Collect each line holding the string "this".
[begin TASK INPUTS]
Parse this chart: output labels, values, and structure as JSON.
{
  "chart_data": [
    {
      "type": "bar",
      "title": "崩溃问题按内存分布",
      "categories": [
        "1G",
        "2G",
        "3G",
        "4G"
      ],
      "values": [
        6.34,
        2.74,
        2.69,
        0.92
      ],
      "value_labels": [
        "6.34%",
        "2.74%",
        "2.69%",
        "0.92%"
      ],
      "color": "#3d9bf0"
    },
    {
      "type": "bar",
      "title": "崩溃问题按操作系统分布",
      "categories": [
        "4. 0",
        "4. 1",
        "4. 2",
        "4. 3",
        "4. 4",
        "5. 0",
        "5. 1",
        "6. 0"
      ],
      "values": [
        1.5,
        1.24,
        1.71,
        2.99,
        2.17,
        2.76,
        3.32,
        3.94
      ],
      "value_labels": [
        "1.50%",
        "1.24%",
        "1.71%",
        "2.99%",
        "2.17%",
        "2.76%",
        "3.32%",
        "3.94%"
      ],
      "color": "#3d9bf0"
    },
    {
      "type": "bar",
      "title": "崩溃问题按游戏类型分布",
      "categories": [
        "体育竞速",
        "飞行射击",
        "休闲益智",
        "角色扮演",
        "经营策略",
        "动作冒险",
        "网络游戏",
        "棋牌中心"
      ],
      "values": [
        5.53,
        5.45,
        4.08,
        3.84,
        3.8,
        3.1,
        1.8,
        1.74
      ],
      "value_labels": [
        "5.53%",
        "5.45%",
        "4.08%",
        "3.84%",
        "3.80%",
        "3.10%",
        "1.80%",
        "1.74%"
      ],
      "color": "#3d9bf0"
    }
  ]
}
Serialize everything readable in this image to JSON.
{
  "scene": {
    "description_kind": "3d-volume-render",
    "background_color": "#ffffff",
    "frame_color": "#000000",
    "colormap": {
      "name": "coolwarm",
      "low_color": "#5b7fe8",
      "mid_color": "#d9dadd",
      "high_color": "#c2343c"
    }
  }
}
[end TASK INPUTS]
**COMPLETE ANSWER**
Parse this chart: output labels, values, and structure as JSON.
Serialize everything readable in this image to JSON.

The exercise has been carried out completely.